## AIM:
Quote every line as given.

## EXERCISE MATERIAL:
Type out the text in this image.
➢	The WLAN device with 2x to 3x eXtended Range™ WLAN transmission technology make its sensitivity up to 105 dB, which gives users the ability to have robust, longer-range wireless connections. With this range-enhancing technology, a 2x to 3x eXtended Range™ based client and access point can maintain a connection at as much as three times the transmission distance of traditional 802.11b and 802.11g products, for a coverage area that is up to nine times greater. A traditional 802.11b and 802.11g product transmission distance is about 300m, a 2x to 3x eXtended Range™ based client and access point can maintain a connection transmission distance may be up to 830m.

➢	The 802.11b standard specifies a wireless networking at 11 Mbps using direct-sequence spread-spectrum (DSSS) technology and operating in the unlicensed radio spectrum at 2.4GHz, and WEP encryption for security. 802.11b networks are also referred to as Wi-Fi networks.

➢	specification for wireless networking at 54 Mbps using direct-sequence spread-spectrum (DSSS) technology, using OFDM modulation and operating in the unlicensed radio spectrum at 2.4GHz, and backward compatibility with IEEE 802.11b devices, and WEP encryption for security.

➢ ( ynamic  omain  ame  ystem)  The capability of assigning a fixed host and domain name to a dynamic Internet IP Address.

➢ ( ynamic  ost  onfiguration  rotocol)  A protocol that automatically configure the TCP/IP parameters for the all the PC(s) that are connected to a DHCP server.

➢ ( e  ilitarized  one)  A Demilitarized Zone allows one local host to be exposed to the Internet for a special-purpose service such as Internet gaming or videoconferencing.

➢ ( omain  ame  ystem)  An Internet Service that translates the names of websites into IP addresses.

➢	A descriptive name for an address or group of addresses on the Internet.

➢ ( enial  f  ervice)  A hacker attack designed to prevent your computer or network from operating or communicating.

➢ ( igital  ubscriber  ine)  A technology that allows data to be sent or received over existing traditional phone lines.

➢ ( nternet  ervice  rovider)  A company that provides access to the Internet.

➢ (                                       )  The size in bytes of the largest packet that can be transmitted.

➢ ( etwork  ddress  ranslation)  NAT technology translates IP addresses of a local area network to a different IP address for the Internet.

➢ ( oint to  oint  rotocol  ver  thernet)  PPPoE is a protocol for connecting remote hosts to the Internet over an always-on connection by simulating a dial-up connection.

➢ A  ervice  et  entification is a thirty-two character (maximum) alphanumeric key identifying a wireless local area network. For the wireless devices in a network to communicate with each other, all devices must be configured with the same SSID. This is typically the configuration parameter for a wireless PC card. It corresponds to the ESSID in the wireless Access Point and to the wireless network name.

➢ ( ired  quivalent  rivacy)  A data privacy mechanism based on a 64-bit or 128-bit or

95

## RESPONSE TO THIS TASK:
Type out the text in this image.
➢	The WLAN device with 2x to 3x eXtended Range™ WLAN transmission technology make its sensitivity up to 105 dB, which gives users the ability to have robust, longer-range wireless connections. With this range-enhancing technology, a 2x to 3x eXtended Range™ based client and access point can maintain a connection at as much as three times the transmission distance of traditional 802.11b and 802.11g products, for a coverage area that is up to nine times greater. A traditional 802.11b and 802.11g product transmission distance is about 300m, a 2x to 3x eXtended Range™ based client and access point can maintain a connection transmission distance may be up to 830m.

➢	The 802.11b standard specifies a wireless networking at 11 Mbps using direct-sequence spread-spectrum (DSSS) technology and operating in the unlicensed radio spectrum at 2.4GHz, and WEP encryption for security. 802.11b networks are also referred to as Wi-Fi networks.

➢	specification for wireless networking at 54 Mbps using direct-sequence spread-spectrum (DSSS) technology, using OFDM modulation and operating in the unlicensed radio spectrum at 2.4GHz, and backward compatibility with IEEE 802.11b devices, and WEP encryption for security.

➢ ( ynamic  omain  ame  ystem)  The capability of assigning a fixed host and domain name to a dynamic Internet IP Address.

➢ ( ynamic  ost  onfiguration  rotocol)  A protocol that automatically configure the TCP/IP parameters for the all the PC(s) that are connected to a DHCP server.

➢ ( e  ilitarized  one)  A Demilitarized Zone allows one local host to be exposed to the Internet for a special-purpose service such as Internet gaming or videoconferencing.

➢ ( omain  ame  ystem)  An Internet Service that translates the names of websites into IP addresses.

➢	A descriptive name for an address or group of addresses on the Internet.

➢ ( enial  f  ervice)  A hacker attack designed to prevent your computer or network from operating or communicating.

➢ ( igital  ubscriber  ine)  A technology that allows data to be sent or received over existing traditional phone lines.

➢ ( nternet  ervice  rovider)  A company that provides access to the Internet.

➢ (                                       )  The size in bytes of the largest packet that can be transmitted.

➢ ( etwork  ddress  ranslation)  NAT technology translates IP addresses of a local area network to a different IP address for the Internet.

➢ ( oint to  oint  rotocol  ver  thernet)  PPPoE is a protocol for connecting remote hosts to the Internet over an always-on connection by simulating a dial-up connection.

➢ A  ervice  et  entification is a thirty-two character (maximum) alphanumeric key identifying a wireless local area network. For the wireless devices in a network to communicate with each other, all devices must be configured with the same SSID. This is typically the configuration parameter for a wireless PC card. It corresponds to the ESSID in the wireless Access Point and to the wireless network name.

➢ ( ired  quivalent  rivacy)  A data privacy mechanism based on a 64-bit or 128-bit or

95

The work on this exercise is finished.